Part of a data file:
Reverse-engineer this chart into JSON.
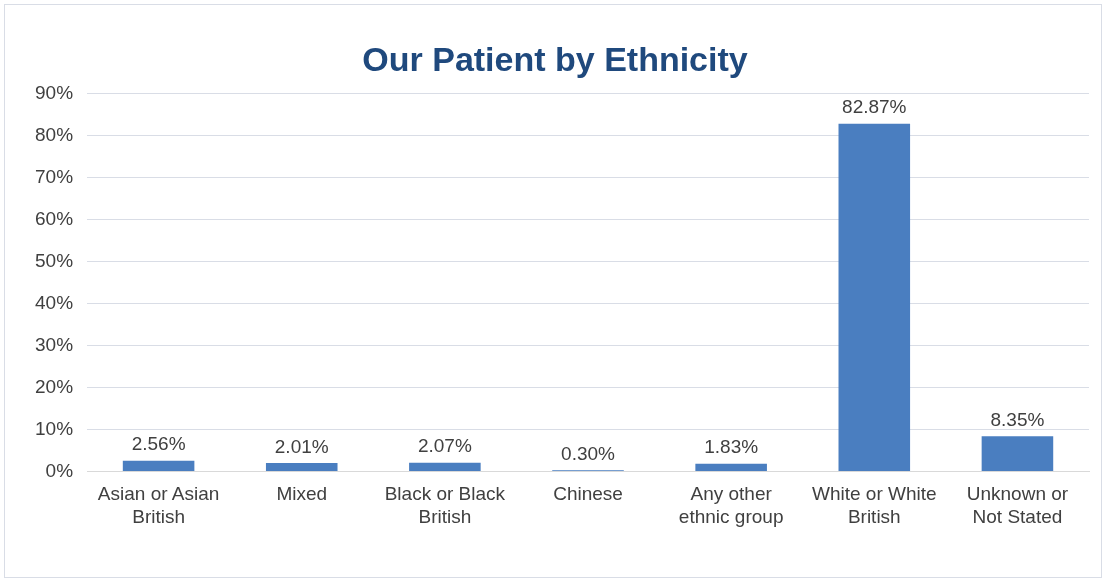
{
  "chart_data": {
    "type": "bar",
    "title": "Our Patient by Ethnicity",
    "categories": [
      "Asian or Asian British",
      "Mixed",
      "Black or Black British",
      "Chinese",
      "Any other ethnic group",
      "White or White British",
      "Unknown or Not Stated"
    ],
    "values": [
      2.56,
      2.01,
      2.07,
      0.3,
      1.83,
      82.87,
      8.35
    ],
    "value_labels": [
      "2.56%",
      "2.01%",
      "2.07%",
      "0.30%",
      "1.83%",
      "82.87%",
      "8.35%"
    ],
    "color": "#4a7ec0",
    "ylim": [
      0,
      90
    ],
    "yticks": [
      {
        "value": 0,
        "label": "0%"
      },
      {
        "value": 10,
        "label": "10%"
      },
      {
        "value": 20,
        "label": "20%"
      },
      {
        "value": 30,
        "label": "30%"
      },
      {
        "value": 40,
        "label": "40%"
      },
      {
        "value": 50,
        "label": "50%"
      },
      {
        "value": 60,
        "label": "60%"
      },
      {
        "value": 70,
        "label": "70%"
      },
      {
        "value": 80,
        "label": "80%"
      },
      {
        "value": 90,
        "label": "90%"
      }
    ],
    "grid": "y",
    "legend": false
  }
}
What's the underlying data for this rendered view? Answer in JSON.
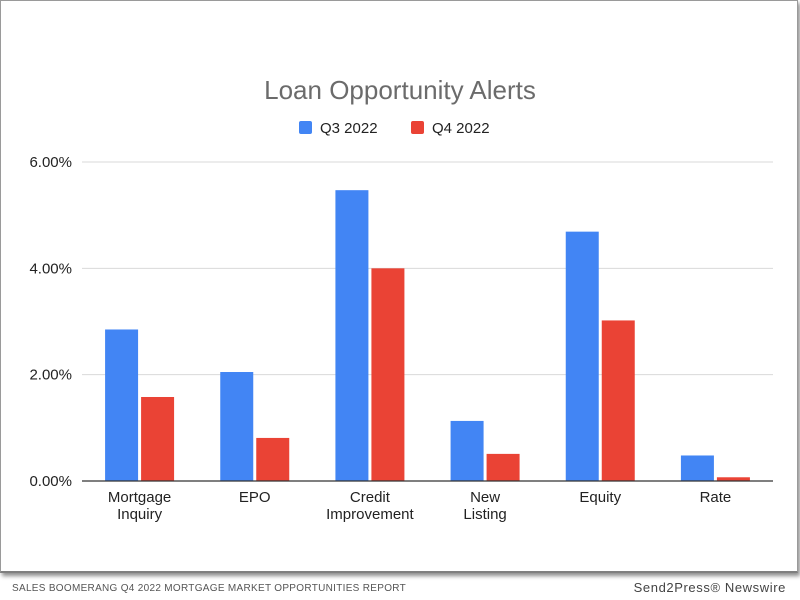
{
  "footer": {
    "left": "SALES BOOMERANG Q4 2022 MORTGAGE MARKET OPPORTUNITIES REPORT",
    "right": "Send2Press® Newswire"
  },
  "colors": {
    "q3": "#4285f4",
    "q4": "#ea4335",
    "grid": "#d9d9d9",
    "axis": "#333333"
  },
  "chart_data": {
    "type": "bar",
    "title": "Loan Opportunity Alerts",
    "xlabel": "",
    "ylabel": "",
    "ylim": [
      0,
      6
    ],
    "yticks": [
      "0.00%",
      "2.00%",
      "4.00%",
      "6.00%"
    ],
    "legend_position": "top-center",
    "grid": true,
    "categories": [
      [
        "Mortgage",
        "Inquiry"
      ],
      [
        "EPO"
      ],
      [
        "Credit",
        "Improvement"
      ],
      [
        "New",
        "Listing"
      ],
      [
        "Equity"
      ],
      [
        "Rate"
      ]
    ],
    "series": [
      {
        "name": "Q3 2022",
        "values": [
          2.85,
          2.05,
          5.47,
          1.13,
          4.69,
          0.48
        ]
      },
      {
        "name": "Q4 2022",
        "values": [
          1.58,
          0.81,
          4.0,
          0.51,
          3.02,
          0.07
        ]
      }
    ]
  }
}
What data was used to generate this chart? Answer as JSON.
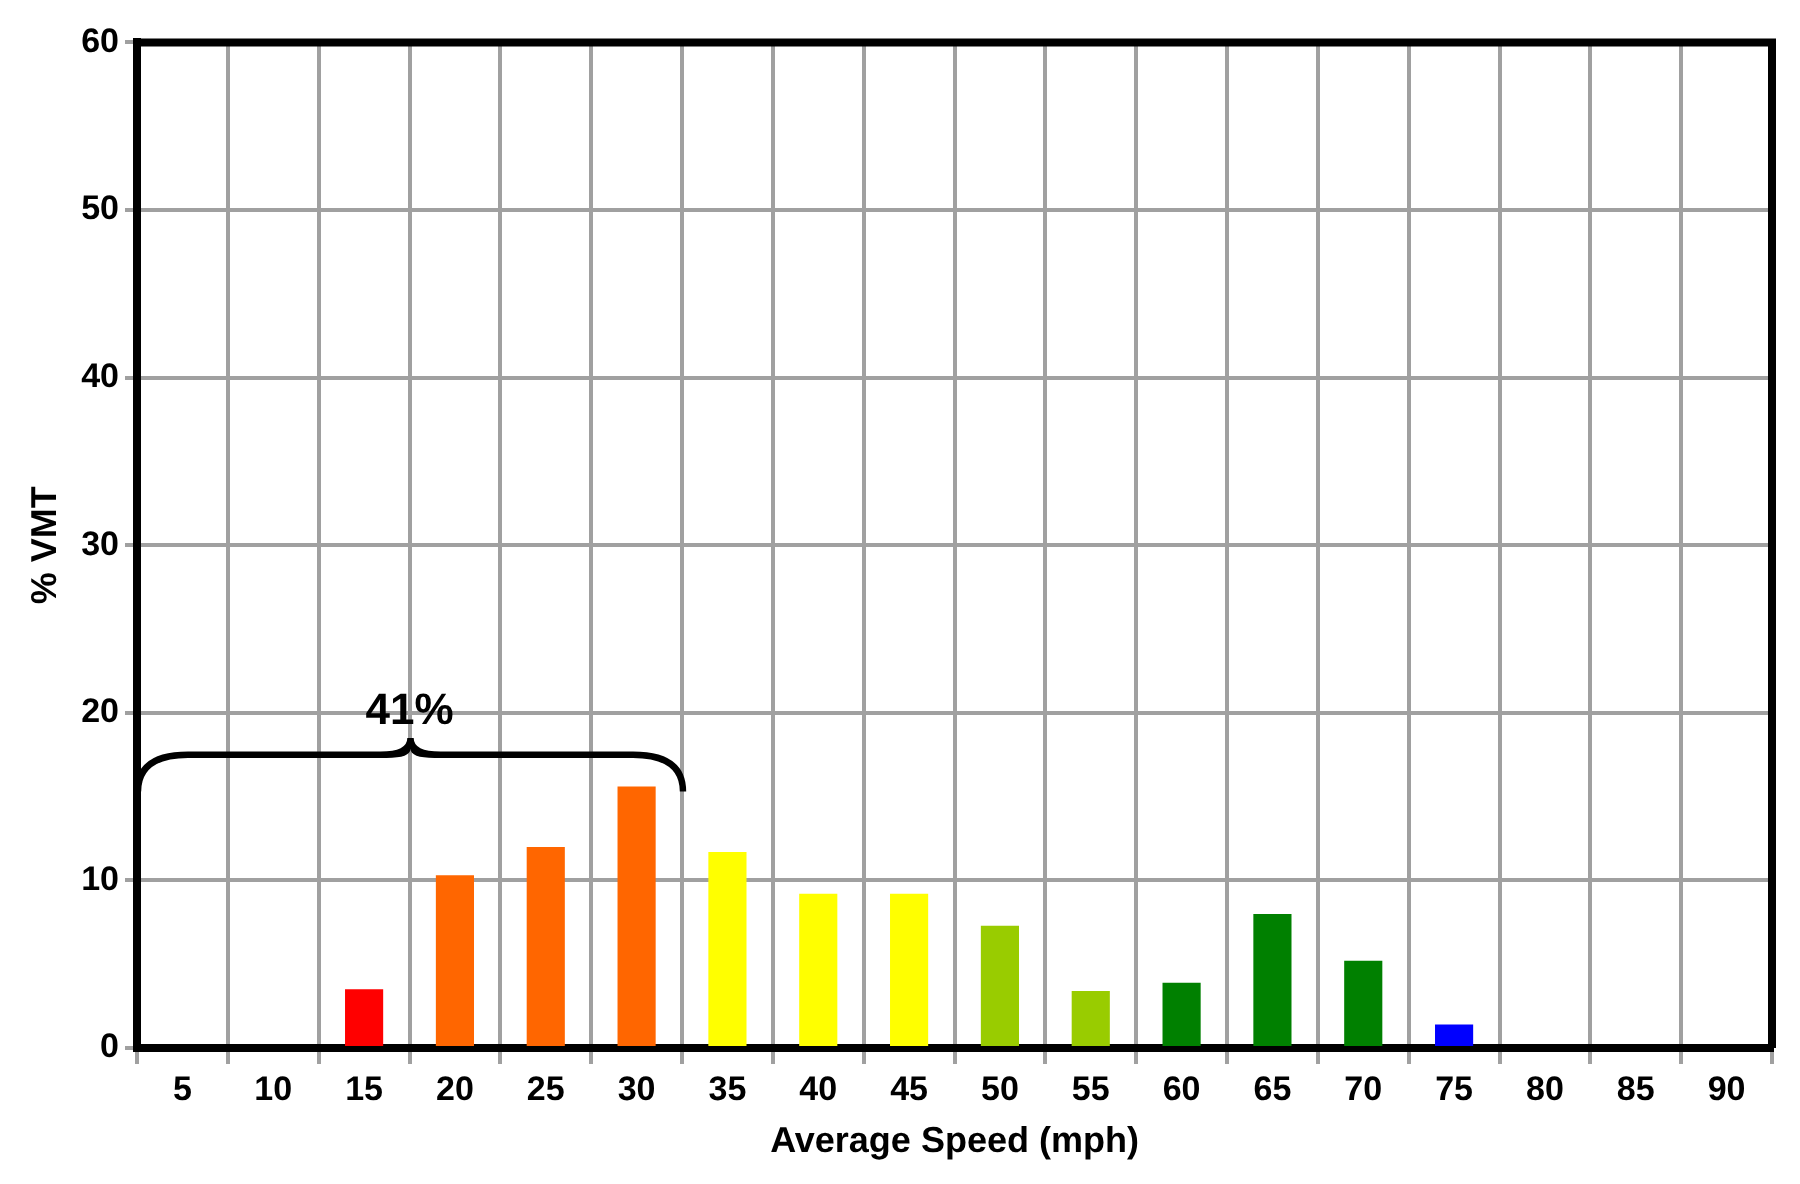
{
  "chart_data": {
    "type": "bar",
    "xlabel": "Average Speed (mph)",
    "ylabel": "% VMT",
    "categories": [
      "5",
      "10",
      "15",
      "20",
      "25",
      "30",
      "35",
      "40",
      "45",
      "50",
      "55",
      "60",
      "65",
      "70",
      "75",
      "80",
      "85",
      "90"
    ],
    "values": [
      0,
      null,
      3.5,
      10.3,
      12,
      15.6,
      11.7,
      9.2,
      9.2,
      7.3,
      3.4,
      3.9,
      8,
      5.2,
      1.4,
      0,
      0,
      0
    ],
    "colors": [
      "#ff0000",
      "#ff0000",
      "#ff0000",
      "#ff6600",
      "#ff6600",
      "#ff6600",
      "#ffff00",
      "#ffff00",
      "#ffff00",
      "#99cc00",
      "#99cc00",
      "#008000",
      "#008000",
      "#008000",
      "#0000ff",
      "#0000ff",
      "#0000ff",
      "#0000ff"
    ],
    "ylim": [
      0,
      60
    ],
    "yticks": [
      0,
      10,
      20,
      30,
      40,
      50,
      60
    ],
    "grid": true,
    "legend": false,
    "annotations": [
      "41%"
    ]
  }
}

» **TASK DETAILS**:
Search the lines for "Answer". Copy each line that has it.

» **RESPONSE TO THIS EXERCISE**:
What's the underlying data for this rendered view? Answer in JSON.
What data was used to generate this chart? Answer as JSON.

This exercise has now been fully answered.